■ **Aim of the exercise**: Work out how many lines of the material below mention the word "JSON"; reply with the number only.

# # # # #

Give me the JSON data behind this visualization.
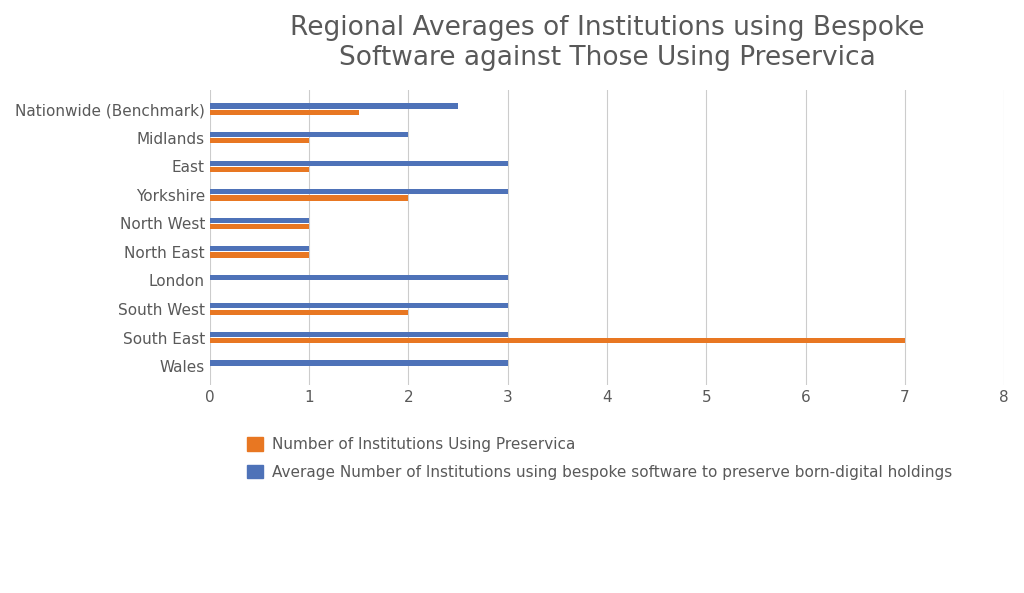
{
  "title": "Regional Averages of Institutions using Bespoke\nSoftware against Those Using Preservica",
  "categories": [
    "Nationwide (Benchmark)",
    "Midlands",
    "East",
    "Yorkshire",
    "North West",
    "North East",
    "London",
    "South West",
    "South East",
    "Wales"
  ],
  "preservica": [
    1.5,
    1.0,
    1.0,
    2.0,
    1.0,
    1.0,
    0.0,
    2.0,
    7.0,
    0.0
  ],
  "bespoke": [
    2.5,
    2.0,
    3.0,
    3.0,
    1.0,
    1.0,
    3.0,
    3.0,
    3.0,
    3.0
  ],
  "preservica_color": "#E87722",
  "bespoke_color": "#4E72B8",
  "background_color": "#FFFFFF",
  "title_color": "#595959",
  "xlim": [
    0,
    8
  ],
  "xticks": [
    0,
    1,
    2,
    3,
    4,
    5,
    6,
    7,
    8
  ],
  "legend_preservica": "Number of Institutions Using Preservica",
  "legend_bespoke": "Average Number of Institutions using bespoke software to preserve born-digital holdings",
  "title_fontsize": 19,
  "tick_fontsize": 11,
  "legend_fontsize": 11,
  "bar_height": 0.18,
  "bar_gap": 0.04
}
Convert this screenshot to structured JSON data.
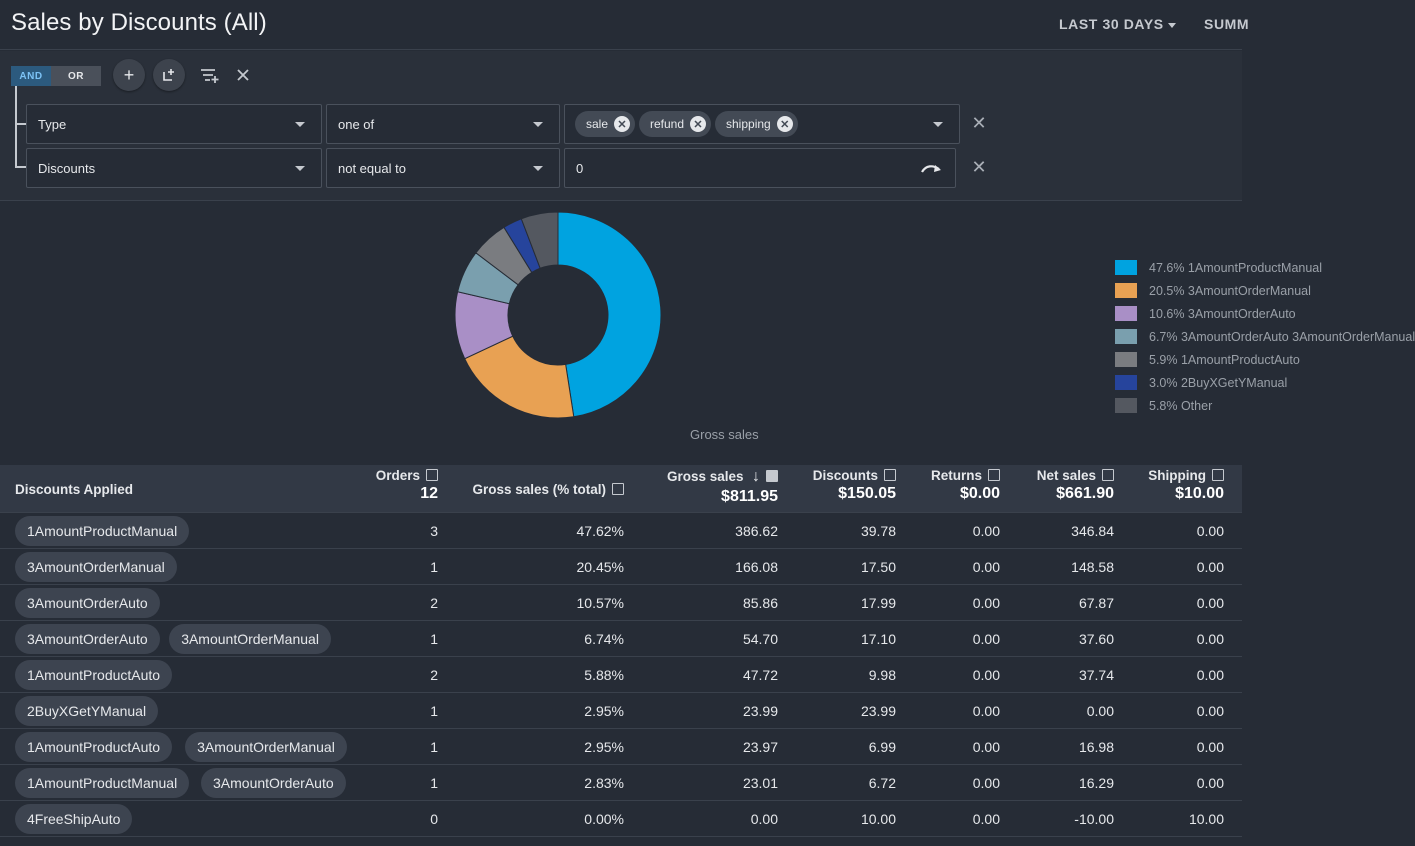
{
  "header": {
    "title": "Sales by Discounts (All)",
    "date_range": "LAST 30 DAYS",
    "summary_tab": "SUMM"
  },
  "filters": {
    "logic": {
      "and": "AND",
      "or": "OR",
      "selected": "AND"
    },
    "rows": [
      {
        "field": "Type",
        "operator": "one of",
        "values": [
          "sale",
          "refund",
          "shipping"
        ]
      },
      {
        "field": "Discounts",
        "operator": "not equal to",
        "value": "0"
      }
    ]
  },
  "chart_data": {
    "type": "pie",
    "xlabel": "Gross sales",
    "labels": [
      "1AmountProductManual",
      "3AmountOrderManual",
      "3AmountOrderAuto",
      "3AmountOrderAuto 3AmountOrderManual",
      "1AmountProductAuto",
      "2BuyXGetYManual",
      "Other"
    ],
    "values": [
      47.6,
      20.5,
      10.6,
      6.7,
      5.9,
      3.0,
      5.8
    ],
    "colors": [
      "#00a3e0",
      "#e8a153",
      "#a98fc6",
      "#7a9fae",
      "#7a7c80",
      "#26449c",
      "#545860"
    ],
    "legend_text": [
      "47.6% 1AmountProductManual",
      "20.5% 3AmountOrderManual",
      "10.6% 3AmountOrderAuto",
      "6.7% 3AmountOrderAuto 3AmountOrderManual",
      "5.9% 1AmountProductAuto",
      "3.0% 2BuyXGetYManual",
      "5.8% Other"
    ],
    "legend_position": "right"
  },
  "table": {
    "group_header": "Discounts Applied",
    "columns": [
      {
        "label": "Orders",
        "total": "12",
        "checked": false,
        "sorted": false
      },
      {
        "label": "Gross sales (% total)",
        "total": "",
        "checked": false,
        "sorted": false
      },
      {
        "label": "Gross sales",
        "total": "$811.95",
        "checked": true,
        "sorted": true
      },
      {
        "label": "Discounts",
        "total": "$150.05",
        "checked": false,
        "sorted": false
      },
      {
        "label": "Returns",
        "total": "$0.00",
        "checked": false,
        "sorted": false
      },
      {
        "label": "Net sales",
        "total": "$661.90",
        "checked": false,
        "sorted": false
      },
      {
        "label": "Shipping",
        "total": "$10.00",
        "checked": false,
        "sorted": false
      }
    ],
    "rows": [
      {
        "discounts": [
          "1AmountProductManual"
        ],
        "values": [
          "3",
          "47.62%",
          "386.62",
          "39.78",
          "0.00",
          "346.84",
          "0.00"
        ]
      },
      {
        "discounts": [
          "3AmountOrderManual"
        ],
        "values": [
          "1",
          "20.45%",
          "166.08",
          "17.50",
          "0.00",
          "148.58",
          "0.00"
        ]
      },
      {
        "discounts": [
          "3AmountOrderAuto"
        ],
        "values": [
          "2",
          "10.57%",
          "85.86",
          "17.99",
          "0.00",
          "67.87",
          "0.00"
        ]
      },
      {
        "discounts": [
          "3AmountOrderAuto",
          "3AmountOrderManual"
        ],
        "values": [
          "1",
          "6.74%",
          "54.70",
          "17.10",
          "0.00",
          "37.60",
          "0.00"
        ]
      },
      {
        "discounts": [
          "1AmountProductAuto"
        ],
        "values": [
          "2",
          "5.88%",
          "47.72",
          "9.98",
          "0.00",
          "37.74",
          "0.00"
        ]
      },
      {
        "discounts": [
          "2BuyXGetYManual"
        ],
        "values": [
          "1",
          "2.95%",
          "23.99",
          "23.99",
          "0.00",
          "0.00",
          "0.00"
        ]
      },
      {
        "discounts": [
          "1AmountProductAuto",
          "3AmountOrderManual"
        ],
        "values": [
          "1",
          "2.95%",
          "23.97",
          "6.99",
          "0.00",
          "16.98",
          "0.00"
        ]
      },
      {
        "discounts": [
          "1AmountProductManual",
          "3AmountOrderAuto"
        ],
        "values": [
          "1",
          "2.83%",
          "23.01",
          "6.72",
          "0.00",
          "16.29",
          "0.00"
        ]
      },
      {
        "discounts": [
          "4FreeShipAuto"
        ],
        "values": [
          "0",
          "0.00%",
          "0.00",
          "10.00",
          "0.00",
          "-10.00",
          "10.00"
        ]
      }
    ]
  }
}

# # # # #

■ **Written reply**: 2